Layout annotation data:
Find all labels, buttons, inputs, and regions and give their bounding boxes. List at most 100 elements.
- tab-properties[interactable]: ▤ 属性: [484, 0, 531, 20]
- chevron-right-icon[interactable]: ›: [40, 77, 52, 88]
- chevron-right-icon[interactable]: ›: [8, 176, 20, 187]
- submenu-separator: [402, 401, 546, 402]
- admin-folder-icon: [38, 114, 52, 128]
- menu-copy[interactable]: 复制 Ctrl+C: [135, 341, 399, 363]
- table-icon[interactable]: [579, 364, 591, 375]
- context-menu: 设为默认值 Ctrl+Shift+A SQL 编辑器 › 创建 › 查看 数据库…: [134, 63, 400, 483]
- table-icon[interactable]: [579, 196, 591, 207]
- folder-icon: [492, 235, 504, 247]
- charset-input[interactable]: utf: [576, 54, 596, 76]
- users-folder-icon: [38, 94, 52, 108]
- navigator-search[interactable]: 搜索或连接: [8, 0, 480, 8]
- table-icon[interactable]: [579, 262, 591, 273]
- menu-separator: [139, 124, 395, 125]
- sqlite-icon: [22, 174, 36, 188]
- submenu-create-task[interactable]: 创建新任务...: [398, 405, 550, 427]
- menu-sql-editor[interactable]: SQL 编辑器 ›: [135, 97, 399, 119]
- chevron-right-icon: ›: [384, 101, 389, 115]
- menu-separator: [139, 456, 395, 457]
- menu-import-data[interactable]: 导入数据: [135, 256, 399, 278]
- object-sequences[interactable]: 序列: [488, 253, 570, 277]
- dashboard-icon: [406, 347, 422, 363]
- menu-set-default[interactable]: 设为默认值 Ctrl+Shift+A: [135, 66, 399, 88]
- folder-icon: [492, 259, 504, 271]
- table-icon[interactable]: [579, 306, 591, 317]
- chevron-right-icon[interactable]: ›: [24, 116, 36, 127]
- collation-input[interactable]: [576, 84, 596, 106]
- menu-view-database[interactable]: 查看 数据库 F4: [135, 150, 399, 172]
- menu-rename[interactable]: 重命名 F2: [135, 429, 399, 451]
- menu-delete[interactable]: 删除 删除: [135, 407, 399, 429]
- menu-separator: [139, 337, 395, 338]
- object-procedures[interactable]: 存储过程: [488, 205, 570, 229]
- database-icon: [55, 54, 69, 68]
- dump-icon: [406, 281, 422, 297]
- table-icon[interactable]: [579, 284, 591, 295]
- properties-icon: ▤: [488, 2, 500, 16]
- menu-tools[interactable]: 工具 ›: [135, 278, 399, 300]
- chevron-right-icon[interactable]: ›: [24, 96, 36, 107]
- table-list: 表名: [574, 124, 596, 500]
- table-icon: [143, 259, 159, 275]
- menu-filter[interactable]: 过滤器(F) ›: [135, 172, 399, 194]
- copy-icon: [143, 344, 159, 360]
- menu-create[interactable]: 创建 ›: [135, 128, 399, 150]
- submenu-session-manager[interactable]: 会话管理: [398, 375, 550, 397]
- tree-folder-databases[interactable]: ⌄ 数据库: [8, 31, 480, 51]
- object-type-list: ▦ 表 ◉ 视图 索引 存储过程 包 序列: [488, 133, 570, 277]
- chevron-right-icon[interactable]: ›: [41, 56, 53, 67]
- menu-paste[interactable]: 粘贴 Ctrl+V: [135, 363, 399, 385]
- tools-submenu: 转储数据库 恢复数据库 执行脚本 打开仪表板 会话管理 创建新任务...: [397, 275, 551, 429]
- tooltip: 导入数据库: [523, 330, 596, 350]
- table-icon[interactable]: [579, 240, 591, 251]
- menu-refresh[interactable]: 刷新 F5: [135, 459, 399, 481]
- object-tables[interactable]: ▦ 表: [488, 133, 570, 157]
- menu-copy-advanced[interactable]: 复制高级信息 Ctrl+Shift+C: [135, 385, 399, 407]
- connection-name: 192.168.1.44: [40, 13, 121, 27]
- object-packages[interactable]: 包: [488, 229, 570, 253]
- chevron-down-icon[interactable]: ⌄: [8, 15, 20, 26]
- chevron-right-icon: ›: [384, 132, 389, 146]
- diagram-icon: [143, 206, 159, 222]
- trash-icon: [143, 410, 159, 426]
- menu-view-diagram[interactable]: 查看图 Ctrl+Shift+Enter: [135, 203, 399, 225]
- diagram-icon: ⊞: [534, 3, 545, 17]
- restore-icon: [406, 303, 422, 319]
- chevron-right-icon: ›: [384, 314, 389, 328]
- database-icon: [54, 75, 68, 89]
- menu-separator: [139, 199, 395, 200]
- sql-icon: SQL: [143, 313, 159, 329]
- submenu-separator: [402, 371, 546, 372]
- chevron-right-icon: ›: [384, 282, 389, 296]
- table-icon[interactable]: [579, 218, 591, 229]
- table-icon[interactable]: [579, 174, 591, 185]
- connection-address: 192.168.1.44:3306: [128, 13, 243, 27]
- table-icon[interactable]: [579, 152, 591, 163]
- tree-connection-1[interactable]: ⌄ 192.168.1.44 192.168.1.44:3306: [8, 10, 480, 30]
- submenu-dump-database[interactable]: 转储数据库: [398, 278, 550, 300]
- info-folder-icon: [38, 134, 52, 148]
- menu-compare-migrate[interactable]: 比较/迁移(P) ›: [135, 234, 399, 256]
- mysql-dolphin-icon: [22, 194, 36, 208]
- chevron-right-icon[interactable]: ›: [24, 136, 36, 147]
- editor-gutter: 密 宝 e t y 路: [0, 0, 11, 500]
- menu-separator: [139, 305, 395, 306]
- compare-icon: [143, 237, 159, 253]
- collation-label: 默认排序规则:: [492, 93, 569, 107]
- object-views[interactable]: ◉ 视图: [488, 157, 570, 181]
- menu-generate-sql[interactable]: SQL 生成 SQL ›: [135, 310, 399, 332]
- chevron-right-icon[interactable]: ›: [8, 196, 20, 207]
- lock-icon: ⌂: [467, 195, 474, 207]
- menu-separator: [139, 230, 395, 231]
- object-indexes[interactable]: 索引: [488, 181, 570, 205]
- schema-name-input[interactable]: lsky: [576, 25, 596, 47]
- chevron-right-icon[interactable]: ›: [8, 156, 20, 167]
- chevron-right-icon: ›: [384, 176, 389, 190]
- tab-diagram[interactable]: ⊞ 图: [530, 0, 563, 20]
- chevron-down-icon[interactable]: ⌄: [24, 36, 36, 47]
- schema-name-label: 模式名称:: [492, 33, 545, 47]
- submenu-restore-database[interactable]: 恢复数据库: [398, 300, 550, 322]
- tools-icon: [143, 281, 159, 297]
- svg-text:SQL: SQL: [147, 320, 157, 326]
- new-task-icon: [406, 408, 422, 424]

* **Given request**
Output the lines of all the items above as a numbered list, leaving out any blank lines.

* **The solution**
1. Find all labels, buttons, inputs, and regions and give their bounding boxes. List at most 100 elements.
2. - tab-properties[interactable]: ▤ 属性: [484, 0, 531, 20]
3. - chevron-right-icon[interactable]: ›: [40, 77, 52, 88]
4. - chevron-right-icon[interactable]: ›: [8, 176, 20, 187]
5. - submenu-separator: [402, 401, 546, 402]
6. - admin-folder-icon: [38, 114, 52, 128]
7. - menu-copy[interactable]: 复制 Ctrl+C: [135, 341, 399, 363]
8. - table-icon[interactable]: [579, 364, 591, 375]
9. - context-menu: 设为默认值 Ctrl+Shift+A SQL 编辑器 › 创建 › 查看 数据库…: [134, 63, 400, 483]
10. - table-icon[interactable]: [579, 196, 591, 207]
11. - folder-icon: [492, 235, 504, 247]
12. - charset-input[interactable]: utf: [576, 54, 596, 76]
13. - users-folder-icon: [38, 94, 52, 108]
14. - navigator-search[interactable]: 搜索或连接: [8, 0, 480, 8]
15. - table-icon[interactable]: [579, 262, 591, 273]
16. - menu-separator: [139, 124, 395, 125]
17. - sqlite-icon: [22, 174, 36, 188]
18. - submenu-create-task[interactable]: 创建新任务...: [398, 405, 550, 427]
19. - menu-sql-editor[interactable]: SQL 编辑器 ›: [135, 97, 399, 119]
20. - chevron-right-icon: ›: [384, 101, 389, 115]
21. - menu-separator: [139, 456, 395, 457]
22. - menu-import-data[interactable]: 导入数据: [135, 256, 399, 278]
23. - object-sequences[interactable]: 序列: [488, 253, 570, 277]
24. - dashboard-icon: [406, 347, 422, 363]
25. - menu-set-default[interactable]: 设为默认值 Ctrl+Shift+A: [135, 66, 399, 88]
26. - folder-icon: [492, 259, 504, 271]
27. - table-icon[interactable]: [579, 306, 591, 317]
28. - chevron-right-icon[interactable]: ›: [24, 116, 36, 127]
29. - collation-input[interactable]: [576, 84, 596, 106]
30. - menu-view-database[interactable]: 查看 数据库 F4: [135, 150, 399, 172]
31. - menu-rename[interactable]: 重命名 F2: [135, 429, 399, 451]
32. - menu-delete[interactable]: 删除 删除: [135, 407, 399, 429]
33. - menu-separator: [139, 337, 395, 338]
34. - object-procedures[interactable]: 存储过程: [488, 205, 570, 229]
35. - database-icon: [55, 54, 69, 68]
36. - dump-icon: [406, 281, 422, 297]
37. - table-icon[interactable]: [579, 284, 591, 295]
38. - properties-icon: ▤: [488, 2, 500, 16]
39. - menu-tools[interactable]: 工具 ›: [135, 278, 399, 300]
40. - chevron-right-icon[interactable]: ›: [24, 96, 36, 107]
41. - table-list: 表名: [574, 124, 596, 500]
42. - table-icon: [143, 259, 159, 275]
43. - menu-filter[interactable]: 过滤器(F) ›: [135, 172, 399, 194]
44. - copy-icon: [143, 344, 159, 360]
45. - menu-create[interactable]: 创建 ›: [135, 128, 399, 150]
46. - submenu-session-manager[interactable]: 会话管理: [398, 375, 550, 397]
47. - tree-folder-databases[interactable]: ⌄ 数据库: [8, 31, 480, 51]
48. - object-type-list: ▦ 表 ◉ 视图 索引 存储过程 包 序列: [488, 133, 570, 277]
49. - chevron-right-icon[interactable]: ›: [41, 56, 53, 67]
50. - menu-paste[interactable]: 粘贴 Ctrl+V: [135, 363, 399, 385]
51. - tools-submenu: 转储数据库 恢复数据库 执行脚本 打开仪表板 会话管理 创建新任务...: [397, 275, 551, 429]
52. - tooltip: 导入数据库: [523, 330, 596, 350]
53. - table-icon[interactable]: [579, 240, 591, 251]
54. - menu-refresh[interactable]: 刷新 F5: [135, 459, 399, 481]
55. - object-tables[interactable]: ▦ 表: [488, 133, 570, 157]
56. - menu-copy-advanced[interactable]: 复制高级信息 Ctrl+Shift+C: [135, 385, 399, 407]
57. - connection-name: 192.168.1.44: [40, 13, 121, 27]
58. - object-packages[interactable]: 包: [488, 229, 570, 253]
59. - chevron-down-icon[interactable]: ⌄: [8, 15, 20, 26]
60. - chevron-right-icon: ›: [384, 132, 389, 146]
61. - diagram-icon: [143, 206, 159, 222]
62. - trash-icon: [143, 410, 159, 426]
63. - menu-view-diagram[interactable]: 查看图 Ctrl+Shift+Enter: [135, 203, 399, 225]
64. - diagram-icon: ⊞: [534, 3, 545, 17]
65. - restore-icon: [406, 303, 422, 319]
66. - chevron-right-icon: ›: [384, 314, 389, 328]
67. - database-icon: [54, 75, 68, 89]
68. - menu-separator: [139, 199, 395, 200]
69. - sql-icon: SQL: [143, 313, 159, 329]
70. - submenu-separator: [402, 371, 546, 372]
71. - chevron-right-icon: ›: [384, 282, 389, 296]
72. - table-icon[interactable]: [579, 218, 591, 229]
73. - table-icon[interactable]: [579, 174, 591, 185]
74. - connection-address: 192.168.1.44:3306: [128, 13, 243, 27]
75. - table-icon[interactable]: [579, 152, 591, 163]
76. - tree-connection-1[interactable]: ⌄ 192.168.1.44 192.168.1.44:3306: [8, 10, 480, 30]
77. - submenu-dump-database[interactable]: 转储数据库: [398, 278, 550, 300]
78. - info-folder-icon: [38, 134, 52, 148]
79. - menu-compare-migrate[interactable]: 比较/迁移(P) ›: [135, 234, 399, 256]
80. - mysql-dolphin-icon: [22, 194, 36, 208]
81. - chevron-right-icon[interactable]: ›: [24, 136, 36, 147]
82. - editor-gutter: 密 宝 e t y 路: [0, 0, 11, 500]
83. - menu-separator: [139, 305, 395, 306]
84. - compare-icon: [143, 237, 159, 253]
85. - collation-label: 默认排序规则:: [492, 93, 569, 107]
86. - object-views[interactable]: ◉ 视图: [488, 157, 570, 181]
87. - menu-generate-sql[interactable]: SQL 生成 SQL ›: [135, 310, 399, 332]
88. - chevron-right-icon[interactable]: ›: [8, 196, 20, 207]
89. - lock-icon: ⌂: [467, 195, 474, 207]
90. - menu-separator: [139, 230, 395, 231]
91. - object-indexes[interactable]: 索引: [488, 181, 570, 205]
92. - schema-name-input[interactable]: lsky: [576, 25, 596, 47]
93. - chevron-right-icon[interactable]: ›: [8, 156, 20, 167]
94. - chevron-right-icon: ›: [384, 176, 389, 190]
95. - tab-diagram[interactable]: ⊞ 图: [530, 0, 563, 20]
96. - chevron-down-icon[interactable]: ⌄: [24, 36, 36, 47]
97. - schema-name-label: 模式名称:: [492, 33, 545, 47]
98. - submenu-restore-database[interactable]: 恢复数据库: [398, 300, 550, 322]
99. - tools-icon: [143, 281, 159, 297]
100. - svg-text:SQL: SQL: [147, 320, 157, 326]
101. - new-task-icon: [406, 408, 422, 424]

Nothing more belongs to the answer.